— START OF Input —

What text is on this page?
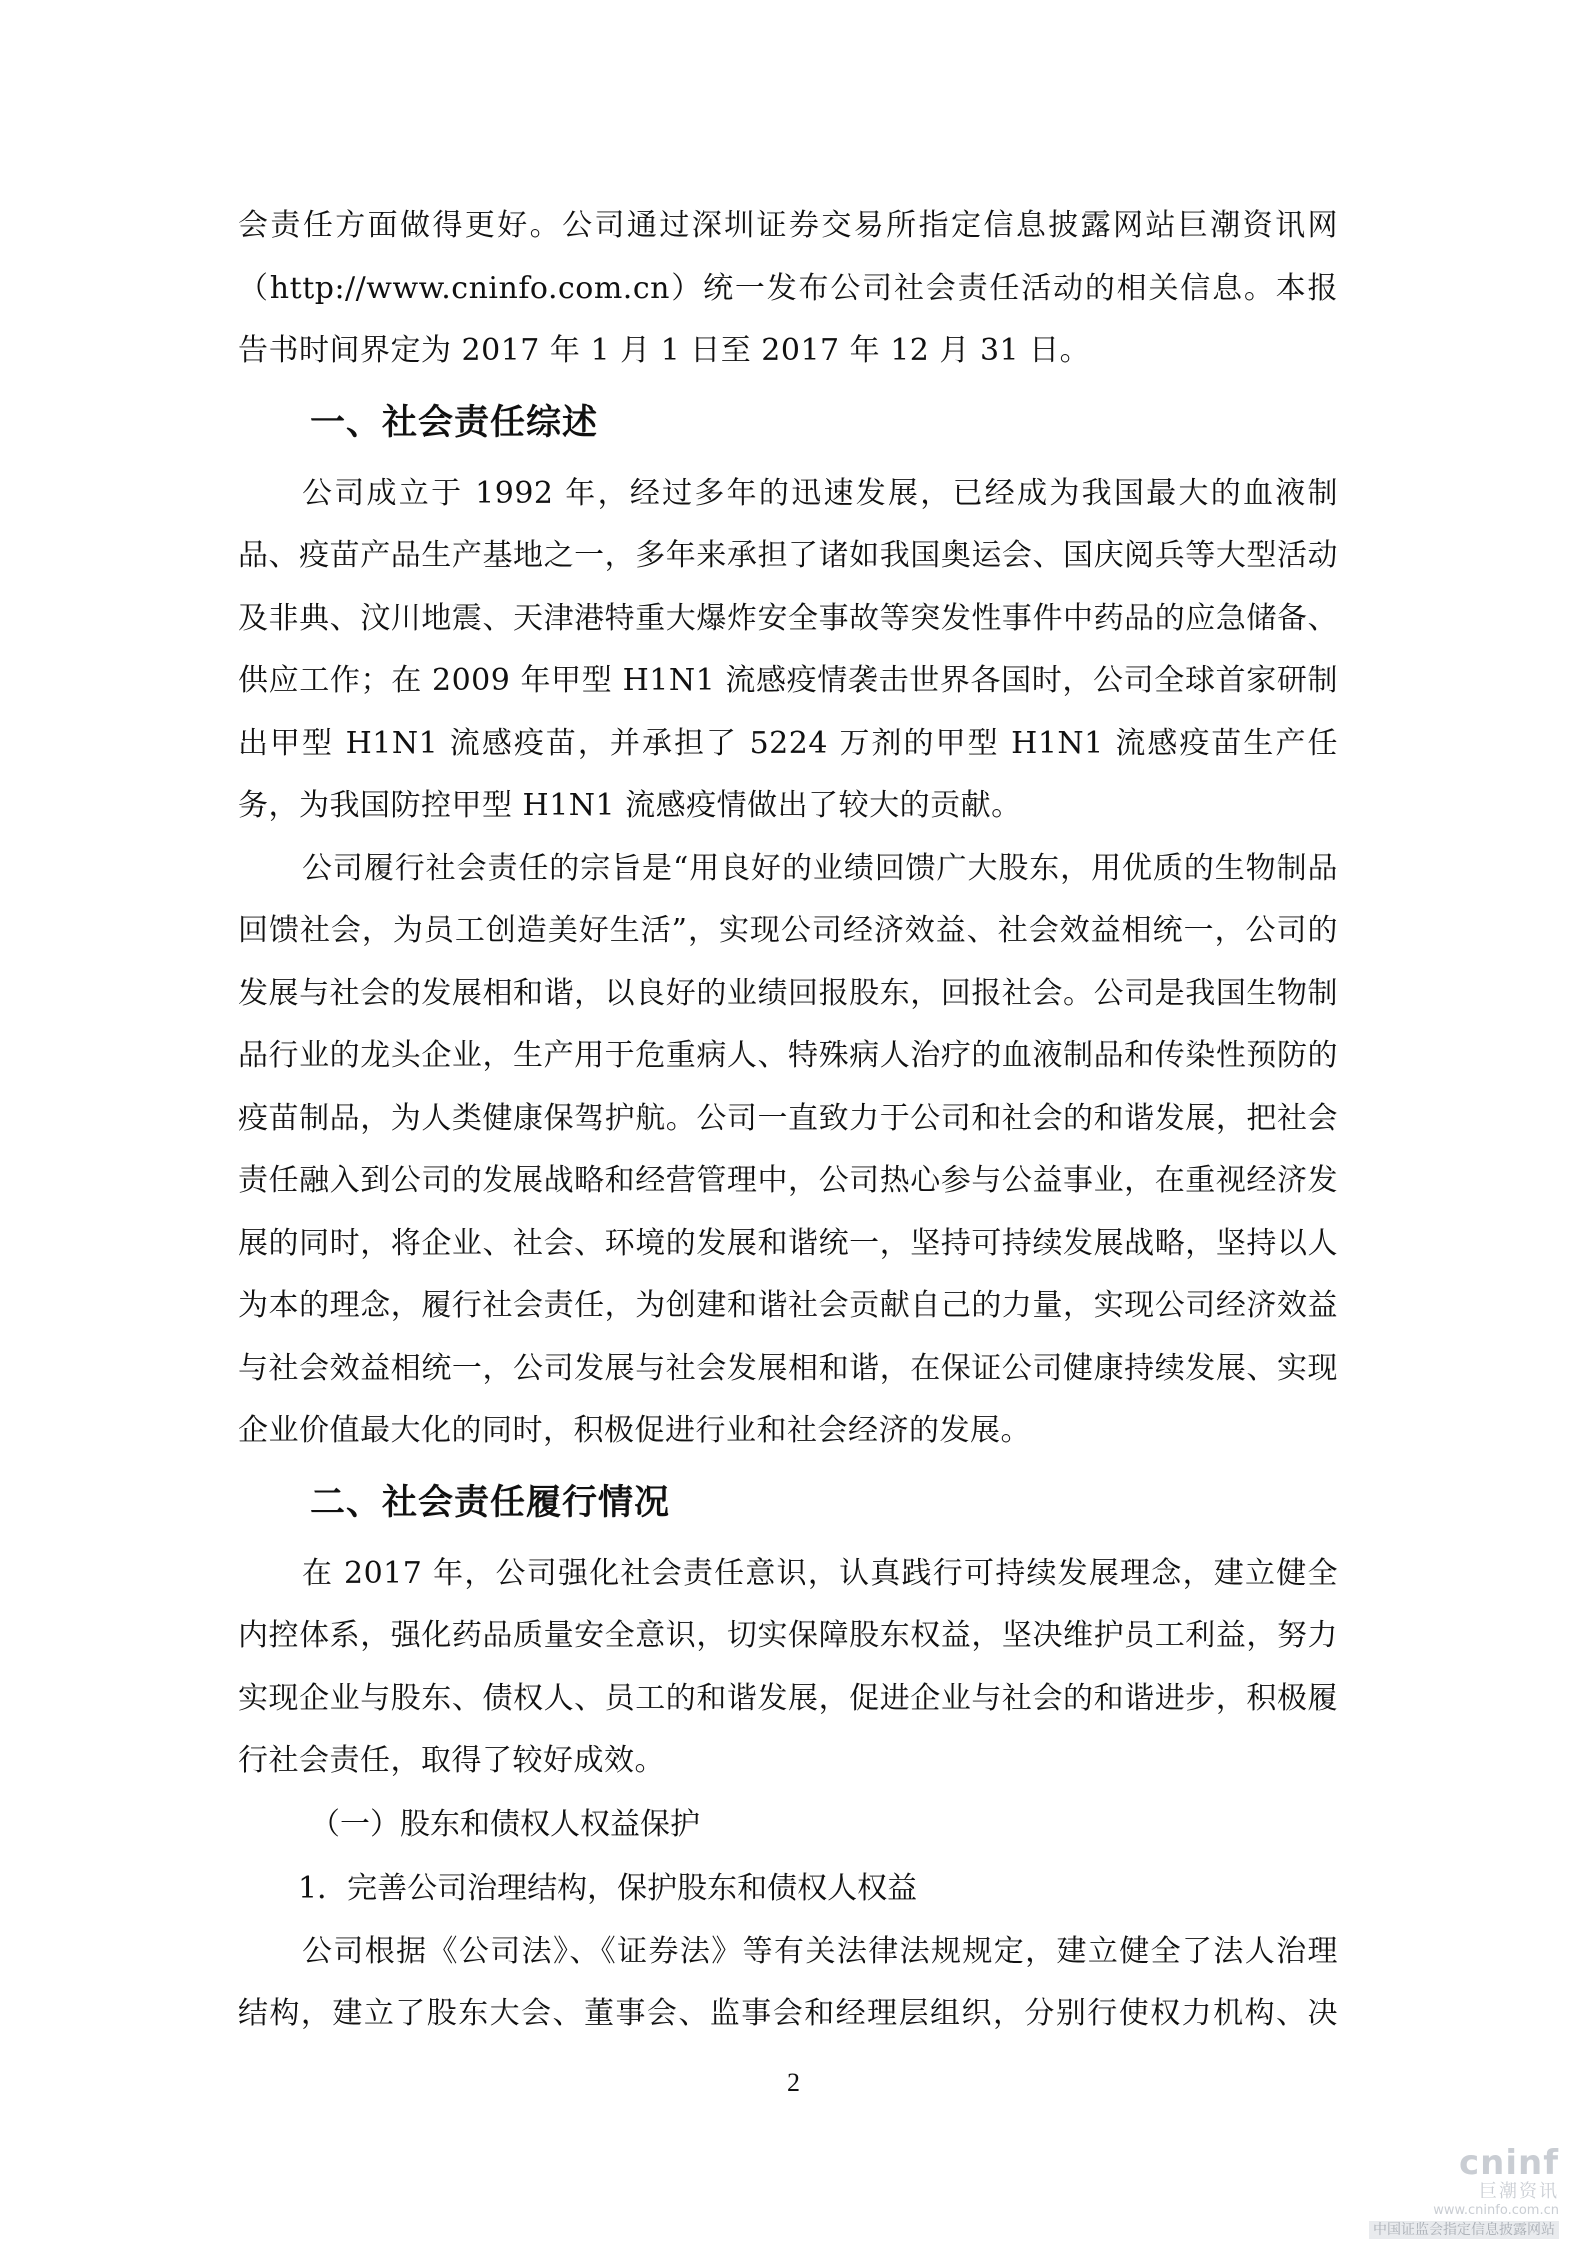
会责任方面做得更好。公司通过深圳证券交易所指定信息披露网站巨潮资讯网（http://www.cninfo.com.cn）统一发布公司社会责任活动的相关信息。本报告书时间界定为 2017 年 1 月 1 日至 2017 年 12 月 31 日。

一、社会责任综述

公司成立于 1992 年，经过多年的迅速发展，已经成为我国最大的血液制品、疫苗产品生产基地之一，多年来承担了诸如我国奥运会、国庆阅兵等大型活动及非典、汶川地震、天津港特重大爆炸安全事故等突发性事件中药品的应急储备、供应工作；在 2009 年甲型 H1N1 流感疫情袭击世界各国时，公司全球首家研制出甲型 H1N1 流感疫苗，并承担了 5224 万剂的甲型 H1N1 流感疫苗生产任务，为我国防控甲型 H1N1 流感疫情做出了较大的贡献。

公司履行社会责任的宗旨是“用良好的业绩回馈广大股东，用优质的生物制品回馈社会，为员工创造美好生活”，实现公司经济效益、社会效益相统一，公司的发展与社会的发展相和谐，以良好的业绩回报股东，回报社会。公司是我国生物制品行业的龙头企业，生产用于危重病人、特殊病人治疗的血液制品和传染性预防的疫苗制品，为人类健康保驾护航。公司一直致力于公司和社会的和谐发展，把社会责任融入到公司的发展战略和经营管理中，公司热心参与公益事业，在重视经济发展的同时，将企业、社会、环境的发展和谐统一，坚持可持续发展战略，坚持以人为本的理念，履行社会责任，为创建和谐社会贡献自己的力量，实现公司经济效益与社会效益相统一，公司发展与社会发展相和谐，在保证公司健康持续发展、实现企业价值最大化的同时，积极促进行业和社会经济的发展。

二、社会责任履行情况

在 2017 年，公司强化社会责任意识，认真践行可持续发展理念，建立健全内控体系，强化药品质量安全意识，切实保障股东权益，坚决维护员工利益，努力实现企业与股东、债权人、员工的和谐发展，促进企业与社会的和谐进步，积极履行社会责任，取得了较好成效。

（一）股东和债权人权益保护

1．完善公司治理结构，保护股东和债权人权益

公司根据《公司法》、《证券法》等有关法律法规规定，建立健全了法人治理结构，建立了股东大会、董事会、监事会和经理层组织，分别行使权力机构、决

2
cninf
巨潮资讯
www.cninfo.com.cn
中国证监会指定信息披露网站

— END OF Input —

• Task objective
Give the entries again word for word, but skip the pictures.

• Solution for this exercise
What text is on this page?
会责任方面做得更好。公司通过深圳证券交易所指定信息披露网站巨潮资讯网（http://www.cninfo.com.cn）统一发布公司社会责任活动的相关信息。本报告书时间界定为 2017 年 1 月 1 日至 2017 年 12 月 31 日。

一、社会责任综述

公司成立于 1992 年，经过多年的迅速发展，已经成为我国最大的血液制品、疫苗产品生产基地之一，多年来承担了诸如我国奥运会、国庆阅兵等大型活动及非典、汶川地震、天津港特重大爆炸安全事故等突发性事件中药品的应急储备、供应工作；在 2009 年甲型 H1N1 流感疫情袭击世界各国时，公司全球首家研制出甲型 H1N1 流感疫苗，并承担了 5224 万剂的甲型 H1N1 流感疫苗生产任务，为我国防控甲型 H1N1 流感疫情做出了较大的贡献。

公司履行社会责任的宗旨是“用良好的业绩回馈广大股东，用优质的生物制品回馈社会，为员工创造美好生活”，实现公司经济效益、社会效益相统一，公司的发展与社会的发展相和谐，以良好的业绩回报股东，回报社会。公司是我国生物制品行业的龙头企业，生产用于危重病人、特殊病人治疗的血液制品和传染性预防的疫苗制品，为人类健康保驾护航。公司一直致力于公司和社会的和谐发展，把社会责任融入到公司的发展战略和经营管理中，公司热心参与公益事业，在重视经济发展的同时，将企业、社会、环境的发展和谐统一，坚持可持续发展战略，坚持以人为本的理念，履行社会责任，为创建和谐社会贡献自己的力量，实现公司经济效益与社会效益相统一，公司发展与社会发展相和谐，在保证公司健康持续发展、实现企业价值最大化的同时，积极促进行业和社会经济的发展。

二、社会责任履行情况

在 2017 年，公司强化社会责任意识，认真践行可持续发展理念，建立健全内控体系，强化药品质量安全意识，切实保障股东权益，坚决维护员工利益，努力实现企业与股东、债权人、员工的和谐发展，促进企业与社会的和谐进步，积极履行社会责任，取得了较好成效。

（一）股东和债权人权益保护

1．完善公司治理结构，保护股东和债权人权益

公司根据《公司法》、《证券法》等有关法律法规规定，建立健全了法人治理结构，建立了股东大会、董事会、监事会和经理层组织，分别行使权力机构、决

2
cninf
巨潮资讯
www.cninfo.com.cn
中国证监会指定信息披露网站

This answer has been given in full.